-- Excerpted records start --

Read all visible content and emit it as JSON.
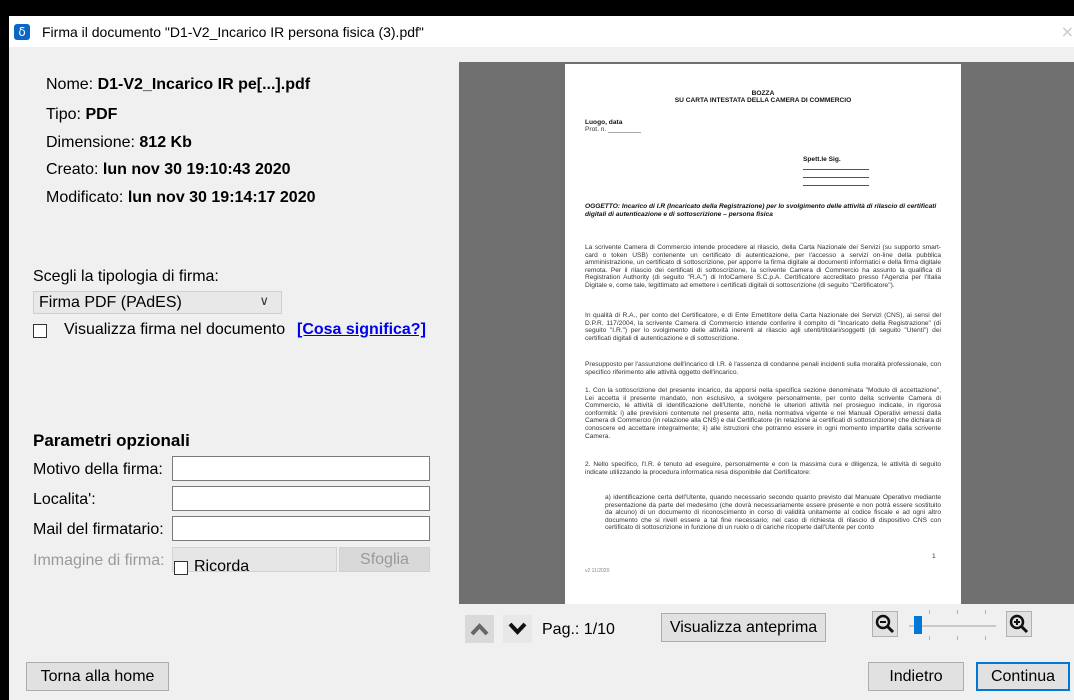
{
  "window": {
    "title": "Firma il documento \"D1-V2_Incarico IR persona fisica (3).pdf\"",
    "app_icon": "δ",
    "close_glyph": "×"
  },
  "file_info": {
    "name_label": "Nome:",
    "name_value": "D1-V2_Incarico IR pe[...].pdf",
    "type_label": "Tipo:",
    "type_value": "PDF",
    "size_label": "Dimensione:",
    "size_value": "812 Kb",
    "created_label": "Creato:",
    "created_value": "lun nov 30 19:10:43 2020",
    "modified_label": "Modificato:",
    "modified_value": "lun nov 30 19:14:17 2020"
  },
  "signature": {
    "type_label": "Scegli la tipologia di firma:",
    "type_selected": "Firma PDF (PAdES)",
    "show_sig_label": "Visualizza firma nel documento",
    "show_sig_checked": false,
    "what_link": "[Cosa significa?]"
  },
  "optional": {
    "title": "Parametri opzionali",
    "reason_label": "Motivo della firma:",
    "reason_value": "",
    "location_label": "Localita':",
    "location_value": "",
    "email_label": "Mail del firmatario:",
    "email_value": "",
    "image_label": "Immagine di firma:",
    "image_value": "",
    "browse_label": "Sfoglia",
    "remember_label": "Ricorda",
    "remember_checked": false
  },
  "preview": {
    "page_label": "Pag.: 1/10",
    "preview_button": "Visualizza anteprima",
    "zoom_out_icon": "zoom-out",
    "zoom_in_icon": "zoom-in",
    "zoom_level": 0.06,
    "doc": {
      "header1": "BOZZA",
      "header2": "SU CARTA INTESTATA DELLA CAMERA DI COMMERCIO",
      "place_date": "Luogo, data",
      "prot": "Prot. n. _________",
      "recipient": "Spett.le Sig.",
      "subject": "OGGETTO: Incarico di I.R (Incaricato della Registrazione) per lo svolgimento delle attività di rilascio di certificati digitali di autenticazione e di sottoscrizione – persona fisica",
      "p1": "La scrivente Camera di Commercio intende procedere al rilascio, della Carta Nazionale dei Servizi (su supporto smart-card o token USB) contenente un certificato di autenticazione, per l'accesso a servizi on-line della pubblica amministrazione, un certificato di sottoscrizione, per apporre la firma digitale ai documenti informatici e della firma digitale remota. Per il rilascio dei certificati di sottoscrizione, la scrivente Camera di Commercio ha assunto la qualifica di Registration Authority (di seguito \"R.A.\") di InfoCamere S.C.p.A. Certificatore accreditato presso l'Agenzia per l'Italia Digitale e, come tale, legittimato ad emettere i certificati digitali di sottoscrizione (di seguito \"Certificatore\").",
      "p2": "In qualità di R.A., per conto del Certificatore, e di Ente Emettitore della Carta Nazionale dei Servizi (CNS), ai sensi del D.P.R. 117/2004, la scrivente Camera di Commercio intende conferire il compito di \"Incaricato della Registrazione\" (di seguito \"I.R.\") per lo svolgimento delle attività inerenti al rilascio agli utenti/titolari/soggetti (di seguito \"Utenti\") dei certificati digitali di autenticazione e di sottoscrizione.",
      "p3": "Presupposto per l'assunzione dell'incarico di I.R. è l'assenza di condanne penali incidenti sulla moralità professionale, con specifico riferimento alle attività oggetto dell'incarico.",
      "p4": "1. Con la sottoscrizione del presente incarico, da apporsi nella specifica sezione denominata \"Modulo di accettazione\", Lei accetta il presente mandato, non esclusivo, a svolgere personalmente, per conto della scrivente Camera di Commercio, le attività di identificazione dell'Utente, nonché le ulteriori attività nel prosieguo indicate, in rigorosa conformità: i) alle previsioni contenute nel presente atto, nella normativa vigente e nei Manuali Operativi emessi dalla Camera di Commercio (in relazione alla CNS) e dal Certificatore (in relazione ai certificati di sottoscrizione) che dichiara di conoscere ed accettare integralmente; ii) alle istruzioni che potranno essere in ogni momento impartite dalla scrivente Camera.",
      "p5": "2. Nello specifico, l'I.R. è tenuto ad eseguire, personalmente e con la massima cura e diligenza, le attività di seguito indicate utilizzando la procedura informatica resa disponibile dal Certificatore:",
      "p6": "a) identificazione certa dell'Utente, quando necessario secondo quanto previsto dal Manuale Operativo mediante presentazione da parte del medesimo (che dovrà necessariamente essere presente e non potrà essere sostituito da alcuno) di un documento di riconoscimento in corso di validità unitamente al codice fiscale e ad ogni altro documento che si rivelI essere a tal fine necessario; nel caso di richiesta di rilascio di dispositivo CNS con certificato di sottoscrizione in funzione di un ruolo o di cariche ricoperte dall'Utente per conto",
      "page_no": "1",
      "footer": "v2 11/2020"
    }
  },
  "footer": {
    "home_button": "Torna alla home",
    "back_button": "Indietro",
    "continue_button": "Continua"
  }
}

-- Excerpted records end --

Exercise goal =
Exactly reproduce each record, leaving out any pictures.

Written response =
Read all visible content and emit it as JSON.
{
  "window": {
    "title": "Firma il documento \"D1-V2_Incarico IR persona fisica (3).pdf\"",
    "app_icon": "δ",
    "close_glyph": "×"
  },
  "file_info": {
    "name_label": "Nome:",
    "name_value": "D1-V2_Incarico IR pe[...].pdf",
    "type_label": "Tipo:",
    "type_value": "PDF",
    "size_label": "Dimensione:",
    "size_value": "812 Kb",
    "created_label": "Creato:",
    "created_value": "lun nov 30 19:10:43 2020",
    "modified_label": "Modificato:",
    "modified_value": "lun nov 30 19:14:17 2020"
  },
  "signature": {
    "type_label": "Scegli la tipologia di firma:",
    "type_selected": "Firma PDF (PAdES)",
    "show_sig_label": "Visualizza firma nel documento",
    "show_sig_checked": false,
    "what_link": "[Cosa significa?]"
  },
  "optional": {
    "title": "Parametri opzionali",
    "reason_label": "Motivo della firma:",
    "reason_value": "",
    "location_label": "Localita':",
    "location_value": "",
    "email_label": "Mail del firmatario:",
    "email_value": "",
    "image_label": "Immagine di firma:",
    "image_value": "",
    "browse_label": "Sfoglia",
    "remember_label": "Ricorda",
    "remember_checked": false
  },
  "preview": {
    "page_label": "Pag.: 1/10",
    "preview_button": "Visualizza anteprima",
    "zoom_out_icon": "zoom-out",
    "zoom_in_icon": "zoom-in",
    "zoom_level": 0.06,
    "doc": {
      "header1": "BOZZA",
      "header2": "SU CARTA INTESTATA DELLA CAMERA DI COMMERCIO",
      "place_date": "Luogo, data",
      "prot": "Prot. n. _________",
      "recipient": "Spett.le Sig.",
      "subject": "OGGETTO: Incarico di I.R (Incaricato della Registrazione) per lo svolgimento delle attività di rilascio di certificati digitali di autenticazione e di sottoscrizione – persona fisica",
      "p1": "La scrivente Camera di Commercio intende procedere al rilascio, della Carta Nazionale dei Servizi (su supporto smart-card o token USB) contenente un certificato di autenticazione, per l'accesso a servizi on-line della pubblica amministrazione, un certificato di sottoscrizione, per apporre la firma digitale ai documenti informatici e della firma digitale remota. Per il rilascio dei certificati di sottoscrizione, la scrivente Camera di Commercio ha assunto la qualifica di Registration Authority (di seguito \"R.A.\") di InfoCamere S.C.p.A. Certificatore accreditato presso l'Agenzia per l'Italia Digitale e, come tale, legittimato ad emettere i certificati digitali di sottoscrizione (di seguito \"Certificatore\").",
      "p2": "In qualità di R.A., per conto del Certificatore, e di Ente Emettitore della Carta Nazionale dei Servizi (CNS), ai sensi del D.P.R. 117/2004, la scrivente Camera di Commercio intende conferire il compito di \"Incaricato della Registrazione\" (di seguito \"I.R.\") per lo svolgimento delle attività inerenti al rilascio agli utenti/titolari/soggetti (di seguito \"Utenti\") dei certificati digitali di autenticazione e di sottoscrizione.",
      "p3": "Presupposto per l'assunzione dell'incarico di I.R. è l'assenza di condanne penali incidenti sulla moralità professionale, con specifico riferimento alle attività oggetto dell'incarico.",
      "p4": "1. Con la sottoscrizione del presente incarico, da apporsi nella specifica sezione denominata \"Modulo di accettazione\", Lei accetta il presente mandato, non esclusivo, a svolgere personalmente, per conto della scrivente Camera di Commercio, le attività di identificazione dell'Utente, nonché le ulteriori attività nel prosieguo indicate, in rigorosa conformità: i) alle previsioni contenute nel presente atto, nella normativa vigente e nei Manuali Operativi emessi dalla Camera di Commercio (in relazione alla CNS) e dal Certificatore (in relazione ai certificati di sottoscrizione) che dichiara di conoscere ed accettare integralmente; ii) alle istruzioni che potranno essere in ogni momento impartite dalla scrivente Camera.",
      "p5": "2. Nello specifico, l'I.R. è tenuto ad eseguire, personalmente e con la massima cura e diligenza, le attività di seguito indicate utilizzando la procedura informatica resa disponibile dal Certificatore:",
      "p6": "a) identificazione certa dell'Utente, quando necessario secondo quanto previsto dal Manuale Operativo mediante presentazione da parte del medesimo (che dovrà necessariamente essere presente e non potrà essere sostituito da alcuno) di un documento di riconoscimento in corso di validità unitamente al codice fiscale e ad ogni altro documento che si rivelI essere a tal fine necessario; nel caso di richiesta di rilascio di dispositivo CNS con certificato di sottoscrizione in funzione di un ruolo o di cariche ricoperte dall'Utente per conto",
      "page_no": "1",
      "footer": "v2 11/2020"
    }
  },
  "footer": {
    "home_button": "Torna alla home",
    "back_button": "Indietro",
    "continue_button": "Continua"
  }
}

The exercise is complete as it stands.